→ EXPLORE THE MATERIAL
**a)** In the museum yarn-bombing article, rewrite the stretch from "Museum gets yarn-bombed" through "grandmother’s sewing kit.", substituting "yarn artist" for "yarn-bomber".
**b)** Answer these questions from the museum yarn-bombing article:
(i) In which city is the artist based?
(ii) Who helped the artist attach her piece, and what is that person's role?
(iii) What is the title of the exhibition the piece celebrates?

→ READING TEXT
◇ ◇ ◇

Museum gets yarn-bombed
CELEBRATED BUT SECRETIVE yarn-bomber StreetColor adheres her festive piece to the poll outside the Sonoma Valley Museum of Art as Christine Dunn (left), the museum’s intern, lends a hand.
They call her StreetColor, her identity shrouded in mystery, as is the way for many artists who use the street as their canvas. No, she is not spray-painting her moniker under a freeway overpass – her medium of choice is considerably more delicate – something you might find in your grandmother’s sewing kit.
She is a yarn-bomber, part of a growing movement of artists who, with knitting needles in hand, cover everyday items, transforming it from mundane to magnificent. On Friday, she was weaving her magic at the Sonoma Valley Museum of Art, who invited the Berkeley-based artist to create whatever she wanted in celebration of their current exhibition “Color Theory: The Use of Color in Contemporary Art.” The result was a kaleidoscope of textiles, in all hues and shades, climbing up table legs and lamp-poles.
“Without asking permission, you can put a bunch of knitting up and it becomes this fun, happy space,” she said. “It’s a joyous thing.”

◇ ◇ ◇

→ MATERIAL SHOWN
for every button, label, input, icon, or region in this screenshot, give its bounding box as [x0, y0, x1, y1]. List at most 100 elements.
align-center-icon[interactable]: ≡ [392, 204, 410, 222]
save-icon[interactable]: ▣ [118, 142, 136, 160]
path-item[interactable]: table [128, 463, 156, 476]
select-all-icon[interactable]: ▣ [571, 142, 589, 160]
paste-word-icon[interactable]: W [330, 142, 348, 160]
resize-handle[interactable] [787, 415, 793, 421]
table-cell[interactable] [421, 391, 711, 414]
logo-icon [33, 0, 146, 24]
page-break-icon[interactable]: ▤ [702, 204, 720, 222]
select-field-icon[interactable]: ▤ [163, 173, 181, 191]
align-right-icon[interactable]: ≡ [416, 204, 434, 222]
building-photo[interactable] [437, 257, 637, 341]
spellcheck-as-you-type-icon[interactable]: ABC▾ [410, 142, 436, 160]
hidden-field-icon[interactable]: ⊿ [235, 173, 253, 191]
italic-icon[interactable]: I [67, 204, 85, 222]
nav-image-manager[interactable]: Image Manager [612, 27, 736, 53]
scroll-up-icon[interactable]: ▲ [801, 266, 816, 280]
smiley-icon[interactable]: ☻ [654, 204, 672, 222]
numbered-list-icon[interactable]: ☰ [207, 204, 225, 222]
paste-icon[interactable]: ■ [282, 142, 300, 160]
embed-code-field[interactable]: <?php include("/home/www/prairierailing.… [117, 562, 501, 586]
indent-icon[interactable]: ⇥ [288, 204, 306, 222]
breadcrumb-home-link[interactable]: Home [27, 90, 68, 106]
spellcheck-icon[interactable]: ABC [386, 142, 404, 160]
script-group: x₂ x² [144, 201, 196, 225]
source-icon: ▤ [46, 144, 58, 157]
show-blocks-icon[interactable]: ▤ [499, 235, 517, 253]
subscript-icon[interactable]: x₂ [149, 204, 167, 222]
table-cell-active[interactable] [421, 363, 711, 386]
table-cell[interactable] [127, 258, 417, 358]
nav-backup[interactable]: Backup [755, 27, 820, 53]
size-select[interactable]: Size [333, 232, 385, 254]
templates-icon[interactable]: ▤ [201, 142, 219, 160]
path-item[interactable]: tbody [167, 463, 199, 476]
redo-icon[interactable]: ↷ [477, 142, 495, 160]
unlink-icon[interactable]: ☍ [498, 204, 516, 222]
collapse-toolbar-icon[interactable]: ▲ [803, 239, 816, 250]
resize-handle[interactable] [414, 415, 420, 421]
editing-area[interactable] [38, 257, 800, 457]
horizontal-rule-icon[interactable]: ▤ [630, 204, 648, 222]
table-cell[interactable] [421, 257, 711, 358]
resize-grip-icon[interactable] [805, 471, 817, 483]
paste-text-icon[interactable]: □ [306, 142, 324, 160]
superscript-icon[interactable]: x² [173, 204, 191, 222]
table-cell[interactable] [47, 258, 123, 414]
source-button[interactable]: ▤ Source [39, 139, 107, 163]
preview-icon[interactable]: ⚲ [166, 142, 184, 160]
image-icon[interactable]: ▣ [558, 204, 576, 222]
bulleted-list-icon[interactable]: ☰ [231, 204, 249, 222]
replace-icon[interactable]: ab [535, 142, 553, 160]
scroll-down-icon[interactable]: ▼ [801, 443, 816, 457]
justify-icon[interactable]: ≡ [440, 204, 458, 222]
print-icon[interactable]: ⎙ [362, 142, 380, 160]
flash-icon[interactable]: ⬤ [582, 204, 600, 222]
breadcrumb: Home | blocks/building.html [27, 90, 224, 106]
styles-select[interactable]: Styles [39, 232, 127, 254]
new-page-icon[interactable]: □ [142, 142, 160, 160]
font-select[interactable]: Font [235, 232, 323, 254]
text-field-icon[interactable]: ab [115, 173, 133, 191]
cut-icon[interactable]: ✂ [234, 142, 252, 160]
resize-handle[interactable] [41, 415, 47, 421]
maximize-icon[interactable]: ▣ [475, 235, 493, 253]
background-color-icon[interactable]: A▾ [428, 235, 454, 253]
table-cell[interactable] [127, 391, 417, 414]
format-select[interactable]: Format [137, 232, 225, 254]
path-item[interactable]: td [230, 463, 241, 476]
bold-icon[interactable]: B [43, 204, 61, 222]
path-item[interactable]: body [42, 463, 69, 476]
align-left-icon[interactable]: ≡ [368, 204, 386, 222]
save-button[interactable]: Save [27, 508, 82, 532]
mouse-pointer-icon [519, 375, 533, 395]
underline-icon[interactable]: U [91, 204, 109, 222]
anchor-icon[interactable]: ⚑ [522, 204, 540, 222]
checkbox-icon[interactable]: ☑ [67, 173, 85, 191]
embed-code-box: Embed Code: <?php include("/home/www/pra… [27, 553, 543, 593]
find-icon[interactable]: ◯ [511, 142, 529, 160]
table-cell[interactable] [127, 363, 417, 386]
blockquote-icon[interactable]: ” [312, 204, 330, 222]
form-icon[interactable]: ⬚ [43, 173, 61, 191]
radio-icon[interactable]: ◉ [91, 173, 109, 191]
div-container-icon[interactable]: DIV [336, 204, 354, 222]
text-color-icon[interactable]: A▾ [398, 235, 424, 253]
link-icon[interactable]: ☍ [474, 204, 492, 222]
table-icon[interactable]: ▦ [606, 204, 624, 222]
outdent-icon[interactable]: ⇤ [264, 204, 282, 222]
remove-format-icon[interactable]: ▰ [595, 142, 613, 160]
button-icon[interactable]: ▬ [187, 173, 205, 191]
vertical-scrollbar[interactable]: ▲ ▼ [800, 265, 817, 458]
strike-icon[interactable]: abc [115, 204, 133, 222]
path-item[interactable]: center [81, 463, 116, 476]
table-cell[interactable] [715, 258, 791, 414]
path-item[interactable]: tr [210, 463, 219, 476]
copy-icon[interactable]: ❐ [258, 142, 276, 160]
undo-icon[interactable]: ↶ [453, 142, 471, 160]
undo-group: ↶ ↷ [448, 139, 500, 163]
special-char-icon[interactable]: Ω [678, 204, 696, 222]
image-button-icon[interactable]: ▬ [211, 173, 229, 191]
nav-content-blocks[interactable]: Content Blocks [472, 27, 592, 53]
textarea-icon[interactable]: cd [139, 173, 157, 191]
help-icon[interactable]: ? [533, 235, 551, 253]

◇ ◇ ◇

→ SOLUTIONS TO THE PROBLEMS
**a)**
Museum gets yarn-bombed
CELEBRATED BUT SECRETIVE yarn artist StreetColor adheres her festive piece to the poll outside the Sonoma Valley Museum of Art as Christine Dunn (left), the museum’s intern, lends a hand.
They call her StreetColor, her identity shrouded in mystery, as is the way for many artists who use the street as their canvas. No, she is not spray-painting her moniker under a freeway overpass – her medium of choice is considerably more delicate – something you might find in your grandmother’s sewing kit.

**b)**
(i) Berkeley.
(ii) Christine Dunn, the museum's intern.
(iii) "Color Theory: The Use of Color in Contemporary Art."